▸ **THE REQUEST**:
Among the entries that follow, tally the lines with the string "webpack". Give no more than the number.
-- Start of RECORDS FOR PROCESSING --
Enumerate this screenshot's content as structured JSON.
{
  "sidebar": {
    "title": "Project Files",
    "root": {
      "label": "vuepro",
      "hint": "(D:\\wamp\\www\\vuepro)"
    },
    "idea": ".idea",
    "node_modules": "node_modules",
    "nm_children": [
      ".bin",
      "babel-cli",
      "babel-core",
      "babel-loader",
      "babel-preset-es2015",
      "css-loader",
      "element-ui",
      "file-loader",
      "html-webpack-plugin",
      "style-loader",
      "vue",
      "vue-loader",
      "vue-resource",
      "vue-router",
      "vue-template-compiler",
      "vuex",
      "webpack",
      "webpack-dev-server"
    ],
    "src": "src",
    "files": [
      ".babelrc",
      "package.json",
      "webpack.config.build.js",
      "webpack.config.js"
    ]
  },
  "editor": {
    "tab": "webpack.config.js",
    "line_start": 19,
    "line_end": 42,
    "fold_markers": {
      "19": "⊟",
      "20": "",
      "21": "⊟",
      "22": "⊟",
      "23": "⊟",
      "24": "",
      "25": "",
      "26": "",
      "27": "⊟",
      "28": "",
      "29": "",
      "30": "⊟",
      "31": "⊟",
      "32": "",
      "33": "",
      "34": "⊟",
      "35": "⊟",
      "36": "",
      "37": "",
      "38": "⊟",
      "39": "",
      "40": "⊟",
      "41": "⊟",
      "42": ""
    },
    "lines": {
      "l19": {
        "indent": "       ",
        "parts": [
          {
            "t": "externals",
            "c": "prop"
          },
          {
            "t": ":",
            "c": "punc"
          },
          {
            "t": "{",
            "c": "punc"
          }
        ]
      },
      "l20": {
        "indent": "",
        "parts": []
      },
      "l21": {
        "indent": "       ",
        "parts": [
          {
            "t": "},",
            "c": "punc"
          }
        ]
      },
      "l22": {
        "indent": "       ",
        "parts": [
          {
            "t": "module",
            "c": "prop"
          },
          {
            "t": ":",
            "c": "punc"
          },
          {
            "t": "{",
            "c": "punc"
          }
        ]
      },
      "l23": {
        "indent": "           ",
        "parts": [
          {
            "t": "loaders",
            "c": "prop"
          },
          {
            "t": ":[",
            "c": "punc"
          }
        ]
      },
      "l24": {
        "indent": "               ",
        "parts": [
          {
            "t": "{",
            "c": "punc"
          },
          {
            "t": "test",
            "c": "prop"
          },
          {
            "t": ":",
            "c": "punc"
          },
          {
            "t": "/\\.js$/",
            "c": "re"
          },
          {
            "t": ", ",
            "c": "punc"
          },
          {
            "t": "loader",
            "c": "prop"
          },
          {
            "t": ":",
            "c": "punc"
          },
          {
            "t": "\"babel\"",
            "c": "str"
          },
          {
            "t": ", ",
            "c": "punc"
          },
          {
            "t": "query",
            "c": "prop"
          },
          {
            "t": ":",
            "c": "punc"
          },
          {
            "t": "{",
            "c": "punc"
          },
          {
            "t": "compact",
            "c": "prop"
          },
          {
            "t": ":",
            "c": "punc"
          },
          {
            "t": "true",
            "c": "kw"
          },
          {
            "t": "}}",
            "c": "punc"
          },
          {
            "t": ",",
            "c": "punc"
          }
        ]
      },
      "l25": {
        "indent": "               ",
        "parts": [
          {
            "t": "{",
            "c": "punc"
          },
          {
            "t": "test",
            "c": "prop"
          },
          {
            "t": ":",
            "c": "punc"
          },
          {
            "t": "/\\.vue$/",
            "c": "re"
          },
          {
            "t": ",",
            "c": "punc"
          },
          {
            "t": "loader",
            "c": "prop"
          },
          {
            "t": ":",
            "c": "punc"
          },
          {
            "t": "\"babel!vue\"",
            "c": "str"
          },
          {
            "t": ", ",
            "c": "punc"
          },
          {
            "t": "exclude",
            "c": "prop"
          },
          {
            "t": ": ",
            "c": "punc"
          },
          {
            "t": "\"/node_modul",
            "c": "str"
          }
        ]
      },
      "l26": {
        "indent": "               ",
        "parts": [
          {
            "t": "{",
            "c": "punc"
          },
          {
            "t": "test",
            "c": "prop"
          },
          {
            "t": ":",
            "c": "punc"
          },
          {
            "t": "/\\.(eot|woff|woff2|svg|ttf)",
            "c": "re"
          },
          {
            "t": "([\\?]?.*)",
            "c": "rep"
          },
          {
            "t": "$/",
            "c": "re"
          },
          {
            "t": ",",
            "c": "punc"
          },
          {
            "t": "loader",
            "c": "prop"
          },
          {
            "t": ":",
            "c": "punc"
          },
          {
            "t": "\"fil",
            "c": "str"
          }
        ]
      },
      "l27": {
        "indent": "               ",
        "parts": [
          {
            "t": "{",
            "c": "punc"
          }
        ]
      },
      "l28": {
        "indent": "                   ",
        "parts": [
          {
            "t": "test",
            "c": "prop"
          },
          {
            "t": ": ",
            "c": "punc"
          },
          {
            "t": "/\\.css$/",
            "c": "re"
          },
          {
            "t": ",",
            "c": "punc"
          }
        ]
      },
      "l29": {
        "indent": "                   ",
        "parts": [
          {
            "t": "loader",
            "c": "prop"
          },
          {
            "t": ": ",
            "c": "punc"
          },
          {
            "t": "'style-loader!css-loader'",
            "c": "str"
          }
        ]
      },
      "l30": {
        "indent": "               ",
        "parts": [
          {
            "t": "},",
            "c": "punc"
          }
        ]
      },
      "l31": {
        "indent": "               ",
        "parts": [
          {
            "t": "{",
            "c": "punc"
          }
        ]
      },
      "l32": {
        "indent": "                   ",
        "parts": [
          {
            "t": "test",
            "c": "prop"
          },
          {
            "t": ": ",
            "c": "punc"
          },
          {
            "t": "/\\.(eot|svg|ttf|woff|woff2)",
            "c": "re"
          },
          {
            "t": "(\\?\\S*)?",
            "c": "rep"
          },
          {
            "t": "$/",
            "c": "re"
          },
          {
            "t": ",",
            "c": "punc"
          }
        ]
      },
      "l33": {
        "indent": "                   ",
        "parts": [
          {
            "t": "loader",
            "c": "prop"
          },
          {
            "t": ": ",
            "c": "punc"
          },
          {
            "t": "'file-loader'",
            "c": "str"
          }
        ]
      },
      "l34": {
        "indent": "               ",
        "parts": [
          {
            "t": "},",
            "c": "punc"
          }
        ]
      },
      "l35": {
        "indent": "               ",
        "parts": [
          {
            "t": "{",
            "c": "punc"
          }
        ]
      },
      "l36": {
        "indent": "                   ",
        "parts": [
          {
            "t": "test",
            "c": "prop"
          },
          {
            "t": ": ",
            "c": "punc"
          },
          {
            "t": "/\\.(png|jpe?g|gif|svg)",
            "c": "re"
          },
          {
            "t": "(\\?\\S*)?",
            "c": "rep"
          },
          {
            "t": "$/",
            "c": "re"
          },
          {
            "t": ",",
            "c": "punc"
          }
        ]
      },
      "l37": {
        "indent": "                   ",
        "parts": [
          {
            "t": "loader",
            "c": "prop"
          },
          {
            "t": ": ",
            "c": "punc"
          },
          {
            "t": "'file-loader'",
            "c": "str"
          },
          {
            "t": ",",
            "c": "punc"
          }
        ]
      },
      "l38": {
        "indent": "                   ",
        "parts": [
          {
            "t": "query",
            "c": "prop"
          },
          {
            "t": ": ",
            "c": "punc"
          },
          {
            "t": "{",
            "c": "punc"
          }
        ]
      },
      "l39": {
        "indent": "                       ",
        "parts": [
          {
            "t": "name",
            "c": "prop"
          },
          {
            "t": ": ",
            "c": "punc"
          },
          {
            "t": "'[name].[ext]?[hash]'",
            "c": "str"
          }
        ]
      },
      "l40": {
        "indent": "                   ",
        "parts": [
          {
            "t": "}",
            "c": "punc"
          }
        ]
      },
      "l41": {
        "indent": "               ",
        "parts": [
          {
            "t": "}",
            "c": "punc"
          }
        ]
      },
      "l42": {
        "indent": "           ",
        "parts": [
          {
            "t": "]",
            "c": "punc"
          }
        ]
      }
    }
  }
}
-- End of RECORDS FOR PROCESSING --
▸ **SOLUTION FOR THIS EXERCISE**:
6